▸ **LISTING**:
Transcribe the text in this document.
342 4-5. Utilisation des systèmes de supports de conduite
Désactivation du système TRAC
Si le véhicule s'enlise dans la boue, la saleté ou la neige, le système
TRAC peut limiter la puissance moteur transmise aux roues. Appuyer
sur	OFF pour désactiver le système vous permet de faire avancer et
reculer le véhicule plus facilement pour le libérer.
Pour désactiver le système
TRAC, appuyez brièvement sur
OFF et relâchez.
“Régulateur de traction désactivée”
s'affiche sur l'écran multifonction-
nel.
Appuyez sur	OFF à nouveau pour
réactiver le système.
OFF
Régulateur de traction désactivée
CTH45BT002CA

▸ **YOUR TASK**: The listing above must be transcribed exactly, line by line.

▸ **RESPONSE TO THE TASK**:
Transcribe the text in this document.
342 4-5. Utilisation des systèmes de supports de conduite
Désactivation du système TRAC
Si le véhicule s'enlise dans la boue, la saleté ou la neige, le système
TRAC peut limiter la puissance moteur transmise aux roues. Appuyer
sur	OFF pour désactiver le système vous permet de faire avancer et
reculer le véhicule plus facilement pour le libérer.
Pour désactiver le système
TRAC, appuyez brièvement sur
OFF et relâchez.
“Régulateur de traction désactivée”
s'affiche sur l'écran multifonction-
nel.
Appuyez sur	OFF à nouveau pour
réactiver le système.
OFF
Régulateur de traction désactivée
CTH45BT002CA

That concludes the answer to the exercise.